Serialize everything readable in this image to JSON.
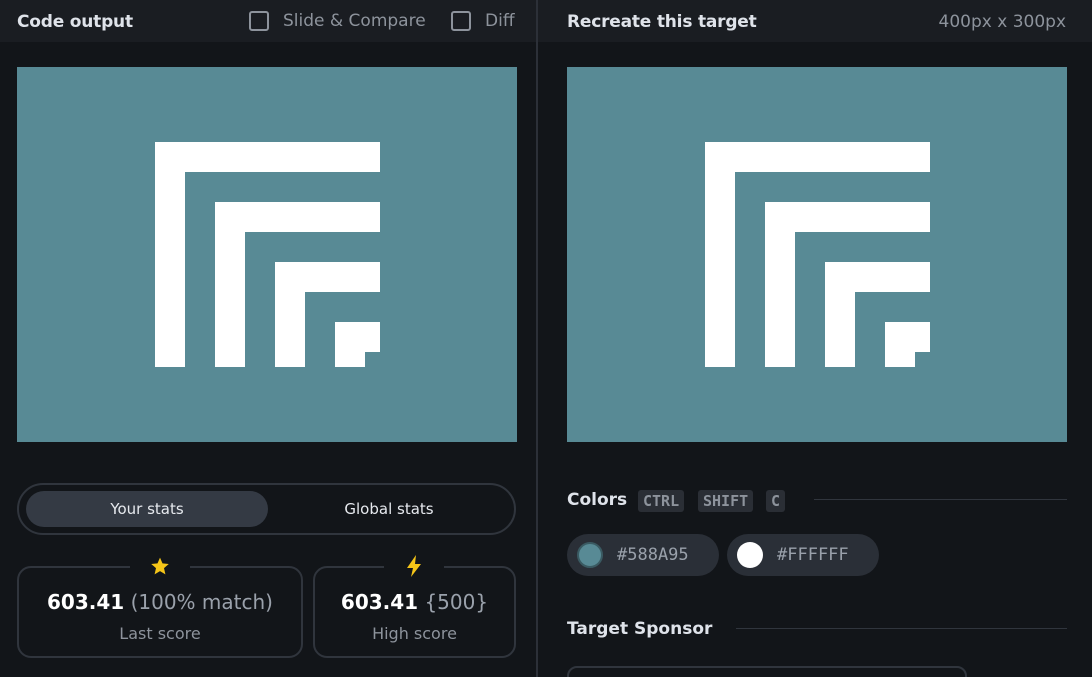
{
  "left_panel": {
    "title": "Code output",
    "options": [
      {
        "label": "Slide & Compare",
        "checked": false
      },
      {
        "label": "Diff",
        "checked": false
      }
    ]
  },
  "right_panel": {
    "title": "Recreate this target",
    "dimensions": "400px x 300px"
  },
  "stats_tabs": {
    "active": "Your stats",
    "inactive": "Global stats"
  },
  "last_score": {
    "icon": "star-icon",
    "value": "603.41",
    "match": "(100% match)",
    "label": "Last score"
  },
  "high_score": {
    "icon": "lightning-icon",
    "value": "603.41",
    "chars": "{500}",
    "label": "High score"
  },
  "colors_section": {
    "title": "Colors",
    "shortcut": [
      "CTRL",
      "SHIFT",
      "C"
    ],
    "swatches": [
      {
        "hex": "#588A95"
      },
      {
        "hex": "#FFFFFF"
      }
    ]
  },
  "sponsor_section": {
    "title": "Target Sponsor"
  },
  "colors": {
    "background": "#588A95",
    "foreground": "#FFFFFF",
    "star": "#f5c518"
  }
}
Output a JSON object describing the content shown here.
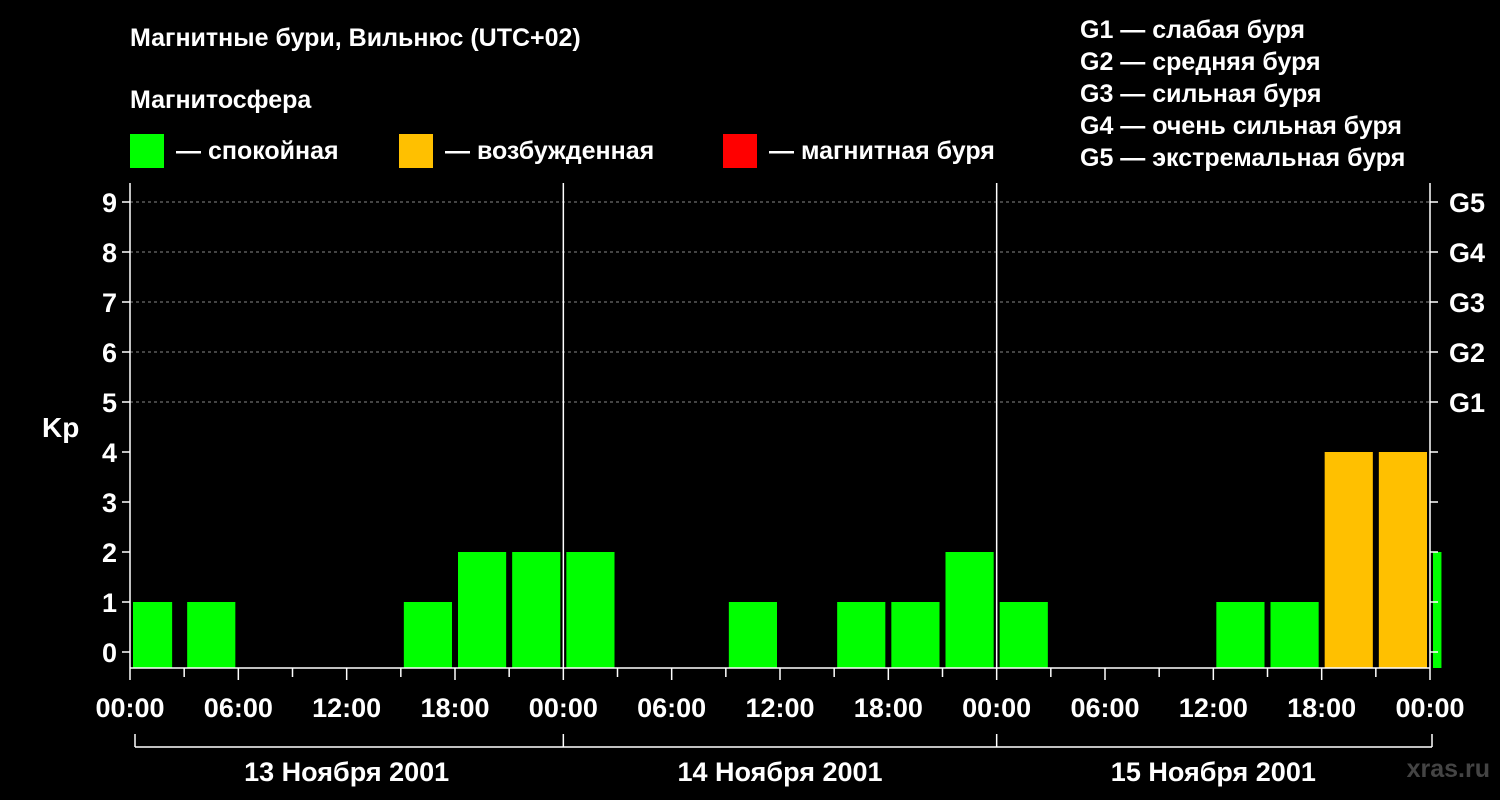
{
  "header": {
    "title": "Магнитные бури, Вильнюс (UTC+02)",
    "subtitle": "Магнитосфера"
  },
  "legend": [
    {
      "label": "— спокойная",
      "color": "#00ff00"
    },
    {
      "label": "— возбужденная",
      "color": "#ffc000"
    },
    {
      "label": "— магнитная буря",
      "color": "#ff0000"
    }
  ],
  "g_levels": [
    "G1 — слабая буря",
    "G2 — средняя буря",
    "G3 — сильная буря",
    "G4 — очень сильная буря",
    "G5 — экстремальная буря"
  ],
  "watermark": "xras.ru",
  "chart_data": {
    "type": "bar",
    "ylabel": "Kp",
    "ylim": [
      0,
      9
    ],
    "yticks": [
      0,
      1,
      2,
      3,
      4,
      5,
      6,
      7,
      8,
      9
    ],
    "right_axis_labels": [
      {
        "kp": 5,
        "label": "G1"
      },
      {
        "kp": 6,
        "label": "G2"
      },
      {
        "kp": 7,
        "label": "G3"
      },
      {
        "kp": 8,
        "label": "G4"
      },
      {
        "kp": 9,
        "label": "G5"
      }
    ],
    "grid": "dashed horizontal at Kp 5–9",
    "x_tick_labels": [
      "00:00",
      "06:00",
      "12:00",
      "18:00",
      "00:00",
      "06:00",
      "12:00",
      "18:00",
      "00:00",
      "06:00",
      "12:00",
      "18:00",
      "00:00"
    ],
    "days": [
      "13 Ноября 2001",
      "14 Ноября 2001",
      "15 Ноября 2001"
    ],
    "colors": {
      "quiet": "#00ff00",
      "active": "#ffc000",
      "storm": "#ff0000"
    },
    "bars": [
      {
        "start_hour": 0,
        "end_hour": 2.5,
        "kp": 1,
        "level": "quiet"
      },
      {
        "start_hour": 3,
        "end_hour": 6,
        "kp": 1,
        "level": "quiet"
      },
      {
        "start_hour": 15,
        "end_hour": 18,
        "kp": 1,
        "level": "quiet"
      },
      {
        "start_hour": 18,
        "end_hour": 21,
        "kp": 2,
        "level": "quiet"
      },
      {
        "start_hour": 21,
        "end_hour": 24,
        "kp": 2,
        "level": "quiet"
      },
      {
        "start_hour": 24,
        "end_hour": 27,
        "kp": 2,
        "level": "quiet"
      },
      {
        "start_hour": 33,
        "end_hour": 36,
        "kp": 1,
        "level": "quiet"
      },
      {
        "start_hour": 39,
        "end_hour": 42,
        "kp": 1,
        "level": "quiet"
      },
      {
        "start_hour": 42,
        "end_hour": 45,
        "kp": 1,
        "level": "quiet"
      },
      {
        "start_hour": 45,
        "end_hour": 48,
        "kp": 2,
        "level": "quiet"
      },
      {
        "start_hour": 48,
        "end_hour": 51,
        "kp": 1,
        "level": "quiet"
      },
      {
        "start_hour": 60,
        "end_hour": 63,
        "kp": 1,
        "level": "quiet"
      },
      {
        "start_hour": 63,
        "end_hour": 66,
        "kp": 1,
        "level": "quiet"
      },
      {
        "start_hour": 66,
        "end_hour": 69,
        "kp": 4,
        "level": "active"
      },
      {
        "start_hour": 69,
        "end_hour": 72,
        "kp": 4,
        "level": "active"
      },
      {
        "start_hour": 72,
        "end_hour": 72.8,
        "kp": 2,
        "level": "quiet"
      }
    ]
  }
}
====
REQUIRED WORK
Where a line of the entries contains the word "сильная", copy that line.

TASK RESULT
    "G3 — сильная буря",
    "G4 — очень сильная буря",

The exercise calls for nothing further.